» **Aim of the task**
The data must be returned in full and exactly as given.

» **Collection entries**

--------------------

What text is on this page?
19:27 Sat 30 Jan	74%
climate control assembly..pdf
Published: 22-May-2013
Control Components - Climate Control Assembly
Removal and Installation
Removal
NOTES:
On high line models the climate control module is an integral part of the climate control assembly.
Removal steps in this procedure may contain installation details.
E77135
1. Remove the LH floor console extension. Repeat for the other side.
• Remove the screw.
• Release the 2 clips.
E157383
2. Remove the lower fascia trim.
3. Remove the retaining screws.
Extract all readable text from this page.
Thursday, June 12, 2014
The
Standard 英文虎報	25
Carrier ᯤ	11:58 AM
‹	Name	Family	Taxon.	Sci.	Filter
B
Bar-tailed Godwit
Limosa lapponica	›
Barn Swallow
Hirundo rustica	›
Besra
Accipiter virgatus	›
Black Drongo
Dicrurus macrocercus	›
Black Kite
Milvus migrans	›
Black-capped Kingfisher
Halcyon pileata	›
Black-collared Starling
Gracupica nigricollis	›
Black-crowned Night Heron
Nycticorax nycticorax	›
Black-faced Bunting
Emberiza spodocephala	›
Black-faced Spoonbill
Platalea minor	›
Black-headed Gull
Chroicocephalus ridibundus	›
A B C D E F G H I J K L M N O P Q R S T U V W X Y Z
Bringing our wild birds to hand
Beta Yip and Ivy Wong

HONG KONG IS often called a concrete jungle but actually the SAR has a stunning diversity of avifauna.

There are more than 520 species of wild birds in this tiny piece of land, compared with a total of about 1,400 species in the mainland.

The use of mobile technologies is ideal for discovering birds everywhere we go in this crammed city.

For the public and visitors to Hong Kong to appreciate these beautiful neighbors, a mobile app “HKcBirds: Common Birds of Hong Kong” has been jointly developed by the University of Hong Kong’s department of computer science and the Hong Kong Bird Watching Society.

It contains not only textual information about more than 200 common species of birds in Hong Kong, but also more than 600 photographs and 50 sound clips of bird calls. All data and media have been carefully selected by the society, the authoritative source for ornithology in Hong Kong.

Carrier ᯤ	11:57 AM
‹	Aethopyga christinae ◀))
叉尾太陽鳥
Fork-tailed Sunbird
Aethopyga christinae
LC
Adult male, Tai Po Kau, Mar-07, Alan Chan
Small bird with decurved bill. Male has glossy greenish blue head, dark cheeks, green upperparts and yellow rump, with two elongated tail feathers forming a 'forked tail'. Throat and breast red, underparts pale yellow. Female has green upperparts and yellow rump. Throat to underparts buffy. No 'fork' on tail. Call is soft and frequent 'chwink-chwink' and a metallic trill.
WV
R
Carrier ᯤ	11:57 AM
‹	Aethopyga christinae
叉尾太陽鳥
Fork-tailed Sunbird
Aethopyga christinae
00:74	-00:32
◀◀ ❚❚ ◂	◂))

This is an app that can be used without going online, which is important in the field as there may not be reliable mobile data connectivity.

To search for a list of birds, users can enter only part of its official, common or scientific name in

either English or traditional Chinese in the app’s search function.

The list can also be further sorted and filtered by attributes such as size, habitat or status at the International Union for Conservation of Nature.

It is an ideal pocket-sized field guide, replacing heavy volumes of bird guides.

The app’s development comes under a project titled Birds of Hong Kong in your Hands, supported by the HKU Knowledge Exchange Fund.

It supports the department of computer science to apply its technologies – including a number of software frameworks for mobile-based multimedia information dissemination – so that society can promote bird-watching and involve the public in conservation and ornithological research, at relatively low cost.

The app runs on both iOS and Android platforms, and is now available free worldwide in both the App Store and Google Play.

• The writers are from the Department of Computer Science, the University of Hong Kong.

--------------------

» **Answer for the task**
What text is on this page?
19:27 Sat 30 Jan	74%
climate control assembly..pdf
Published: 22-May-2013
Control Components - Climate Control Assembly
Removal and Installation
Removal
NOTES:
On high line models the climate control module is an integral part of the climate control assembly.
Removal steps in this procedure may contain installation details.
E77135
1. Remove the LH floor console extension. Repeat for the other side.
• Remove the screw.
• Release the 2 clips.
E157383
2. Remove the lower fascia trim.
3. Remove the retaining screws.
Extract all readable text from this page.
Thursday, June 12, 2014
The
Standard 英文虎報	25
Carrier ᯤ	11:58 AM
‹	Name	Family	Taxon.	Sci.	Filter
B
Bar-tailed Godwit
Limosa lapponica	›
Barn Swallow
Hirundo rustica	›
Besra
Accipiter virgatus	›
Black Drongo
Dicrurus macrocercus	›
Black Kite
Milvus migrans	›
Black-capped Kingfisher
Halcyon pileata	›
Black-collared Starling
Gracupica nigricollis	›
Black-crowned Night Heron
Nycticorax nycticorax	›
Black-faced Bunting
Emberiza spodocephala	›
Black-faced Spoonbill
Platalea minor	›
Black-headed Gull
Chroicocephalus ridibundus	›
A B C D E F G H I J K L M N O P Q R S T U V W X Y Z
Bringing our wild birds to hand
Beta Yip and Ivy Wong

HONG KONG IS often called a concrete jungle but actually the SAR has a stunning diversity of avifauna.

There are more than 520 species of wild birds in this tiny piece of land, compared with a total of about 1,400 species in the mainland.

The use of mobile technologies is ideal for discovering birds everywhere we go in this crammed city.

For the public and visitors to Hong Kong to appreciate these beautiful neighbors, a mobile app “HKcBirds: Common Birds of Hong Kong” has been jointly developed by the University of Hong Kong’s department of computer science and the Hong Kong Bird Watching Society.

It contains not only textual information about more than 200 common species of birds in Hong Kong, but also more than 600 photographs and 50 sound clips of bird calls. All data and media have been carefully selected by the society, the authoritative source for ornithology in Hong Kong.

Carrier ᯤ	11:57 AM
‹	Aethopyga christinae ◀))
叉尾太陽鳥
Fork-tailed Sunbird
Aethopyga christinae
LC
Adult male, Tai Po Kau, Mar-07, Alan Chan
Small bird with decurved bill. Male has glossy greenish blue head, dark cheeks, green upperparts and yellow rump, with two elongated tail feathers forming a 'forked tail'. Throat and breast red, underparts pale yellow. Female has green upperparts and yellow rump. Throat to underparts buffy. No 'fork' on tail. Call is soft and frequent 'chwink-chwink' and a metallic trill.
WV
R
Carrier ᯤ	11:57 AM
‹	Aethopyga christinae
叉尾太陽鳥
Fork-tailed Sunbird
Aethopyga christinae
00:74	-00:32
◀◀ ❚❚ ◂	◂))

This is an app that can be used without going online, which is important in the field as there may not be reliable mobile data connectivity.

To search for a list of birds, users can enter only part of its official, common or scientific name in

either English or traditional Chinese in the app’s search function.

The list can also be further sorted and filtered by attributes such as size, habitat or status at the International Union for Conservation of Nature.

It is an ideal pocket-sized field guide, replacing heavy volumes of bird guides.

The app’s development comes under a project titled Birds of Hong Kong in your Hands, supported by the HKU Knowledge Exchange Fund.

It supports the department of computer science to apply its technologies – including a number of software frameworks for mobile-based multimedia information dissemination – so that society can promote bird-watching and involve the public in conservation and ornithological research, at relatively low cost.

The app runs on both iOS and Android platforms, and is now available free worldwide in both the App Store and Google Play.

• The writers are from the Department of Computer Science, the University of Hong Kong.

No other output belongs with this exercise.